Thursday, March 16, 2006

Samsung Group, South Korea's biggest conglomerate, Wednesday downgraded its Group Reformation Headquarters and cut the number of personnel at the chaebol's powerful control tower 33 percent.

Samsung changed the title of the headquarter office tentatively to the Strategy Planning Division, trimming the number of teams from five to three and the headcount from 147 to 99.

The law division, one of the major teams of the head office with approximately 15 prominent lawyers and ex-judicial officers, was transferred to an association of Samsung subsidiary heads.

``These steps are aimed at making our headquarter organization a forward-looking one while rendering affiliates more independence,'' a Samsung spokesman said.

The Group Reformation Headquarters has come under constant criticism as it was accused of flexing its muscles to the degree of intervening in the management of affiliates.

Samsung Vice Chairman Lee Hak-soo, the second-in-command of the group, will continue to lead the downsized control tower just as he did with the Group Reformation Headquarters.

The measures are parts of packages that Samsung's embittered chairman, Lee Kun-hee, promised early last month to mute mounting criticism of him and the group.

Included in the pledges are to set up an independent ombudsman to oversee the group operations and to donate 800 billion won to society, on top of overhauls of the headquarter office.

In addition, the group withdrew a pair of lawsuits associated with the dubious transfer of Samsung shares to Lee's children, including Lee's only son Jae-yong, the heir apparent of the chaebol.

Lee and Samsung have suffered from a tarnished image after a slew of claims that the group exerts too much prowess across the country, sometimes in an unlawful fashion, as shown by cases of wealth transfer or lobbying of politicians.

Lee even stayed in the United States five months purportedly to avoid prosecutor's questions about Samsung's supply of political slush funds to presidential candidates in the 1997 election.
*-*-*
## What is required:
Please restate the Samsung restructuring article starting with "Samsung changed the" and going on through "Samsung subsidiary heads.", changing "Strategy Planning Division" to "Strategic Planning Office".

Dataset entries:
*-*-*
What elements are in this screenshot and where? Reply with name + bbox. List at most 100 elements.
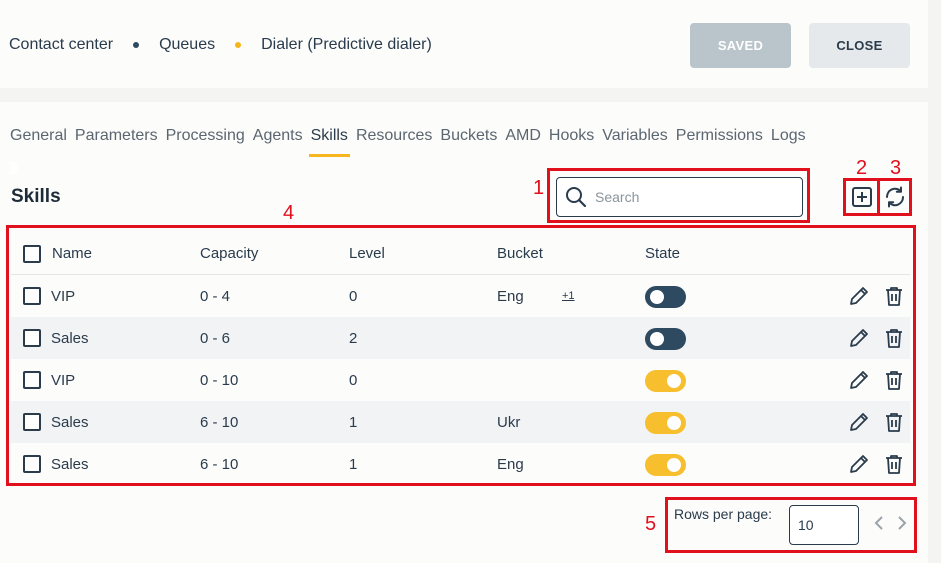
delete-button[interactable] [883,453,905,479]
edit-button[interactable] [848,453,870,479]
pencil-icon [850,329,868,347]
annotation-label-4: 4 [283,202,295,224]
breadcrumb-item-contact-center[interactable]: Contact center [9,36,113,54]
pencil-icon [850,455,868,473]
table-row[interactable]: Sales 6 - 10 1 Ukr [11,401,910,443]
table-row[interactable]: VIP 0 - 10 0 [11,359,910,401]
toggle-knob [650,290,664,304]
tab-skills[interactable]: Skills [308,127,351,157]
tab-resources[interactable]: Resources [356,127,432,145]
trash-icon [886,413,902,432]
rows-per-page-input[interactable]: 10 [789,505,859,545]
skill-level: 1 [349,413,358,431]
breadcrumb-separator-dot [235,42,242,48]
row-checkbox[interactable] [23,455,41,473]
pencil-icon [850,287,868,305]
skill-bucket: Ukr [497,413,521,431]
table-header-row: Name Capacity Level Bucket State [11,233,910,275]
table-row[interactable]: VIP 0 - 4 0 Eng +1 [11,275,910,317]
trash-icon [886,371,902,390]
state-toggle[interactable] [645,328,686,350]
bucket-more-link[interactable]: +1 [562,290,575,302]
row-checkbox[interactable] [23,413,41,431]
tab-permissions[interactable]: Permissions [676,127,763,145]
search-icon [566,187,587,208]
trash-icon [886,329,902,348]
trash-icon [886,287,902,306]
toggle-knob [650,332,664,346]
skill-capacity: 6 - 10 [200,413,239,431]
skill-level: 0 [349,371,358,389]
tab-agents[interactable]: Agents [253,127,303,145]
prev-page-button[interactable] [873,515,885,536]
delete-button[interactable] [883,369,905,395]
table-row[interactable]: Sales 0 - 6 2 [11,317,910,359]
delete-button[interactable] [883,327,905,353]
tab-buckets[interactable]: Buckets [440,127,497,145]
refresh-button[interactable] [883,185,907,209]
skill-capacity: 6 - 10 [200,455,239,473]
close-button[interactable]: CLOSE [809,23,910,68]
select-all-checkbox[interactable] [23,244,41,263]
column-header-state: State [645,245,681,262]
skill-name: VIP [51,371,76,389]
search-box[interactable] [556,177,803,217]
edit-button[interactable] [848,285,870,311]
skills-table: Name Capacity Level Bucket State VIP 0 -… [11,233,910,485]
page-header: Contact center Queues Dialer (Predictive… [0,0,928,88]
tab-general[interactable]: General [10,127,67,145]
table-row[interactable]: Sales 6 - 10 1 Eng [11,443,910,485]
row-checkbox[interactable] [23,329,41,347]
saved-button[interactable]: SAVED [690,23,791,68]
tab-processing[interactable]: Processing [166,127,245,145]
tab-hooks[interactable]: Hooks [549,127,594,145]
tab-variables[interactable]: Variables [602,127,668,145]
tab-logs[interactable]: Logs [771,127,806,145]
section-title: Skills [11,186,61,207]
refresh-icon [885,186,905,208]
skill-name: VIP [51,287,76,305]
tab-bar: General Parameters Processing Agents Ski… [10,127,814,157]
column-header-capacity: Capacity [200,245,259,262]
toggle-knob [667,416,681,430]
search-input[interactable] [595,189,785,205]
skill-level: 0 [349,287,358,305]
breadcrumb-item-dialer: Dialer (Predictive dialer) [261,36,432,53]
skill-bucket: Eng [497,455,524,473]
add-skill-button[interactable] [851,186,873,208]
decorative-mark [10,162,18,174]
tab-amd[interactable]: AMD [505,127,541,145]
skill-capacity: 0 - 6 [200,329,231,347]
skill-name: Sales [51,455,89,473]
tab-parameters[interactable]: Parameters [75,127,158,145]
row-checkbox[interactable] [23,287,41,305]
rows-per-page-label: Rows per page: [674,506,773,522]
state-toggle[interactable] [645,454,686,476]
next-page-button[interactable] [896,515,908,536]
breadcrumb-item-queues[interactable]: Queues [159,36,215,54]
trash-icon [886,455,902,474]
chevron-right-icon [898,516,907,530]
annotation-label-5: 5 [645,513,657,535]
breadcrumb: Contact center Queues Dialer (Predictive… [9,36,432,54]
column-header-name: Name [52,245,93,262]
skill-capacity: 0 - 10 [200,371,239,389]
delete-button[interactable] [883,285,905,311]
toggle-knob [667,374,681,388]
pencil-icon [850,371,868,389]
row-checkbox[interactable] [23,371,41,389]
skill-capacity: 0 - 4 [200,287,231,305]
annotation-label-2: 2 [856,157,868,179]
edit-button[interactable] [848,411,870,437]
toggle-knob [667,458,681,472]
edit-button[interactable] [848,369,870,395]
delete-button[interactable] [883,411,905,437]
state-toggle[interactable] [645,370,686,392]
edit-button[interactable] [848,327,870,353]
annotation-label-1: 1 [533,177,545,199]
state-toggle[interactable] [645,412,686,434]
annotation-label-3: 3 [890,157,902,179]
chevron-left-icon [874,516,883,530]
pencil-icon [850,413,868,431]
state-toggle[interactable] [645,286,686,308]
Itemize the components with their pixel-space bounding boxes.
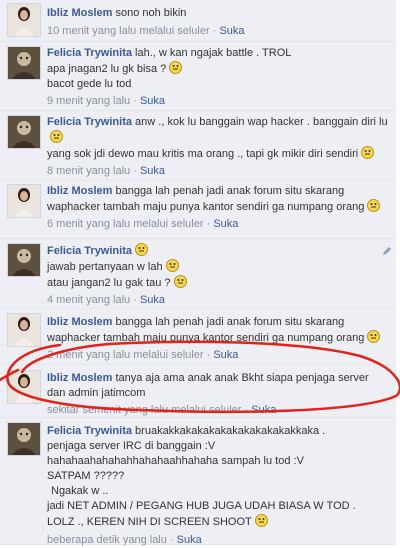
*-*-*
## Answer to the task:
Samsung changed the title of the headquarter office tentatively to the Strategic Planning Office, trimming the number of teams from five to three and the headcount from 147 to 99.

The law division, one of the major teams of the head office with approximately 15 prominent lawyers and ex-judicial officers, was transferred to an association of Samsung subsidiary heads.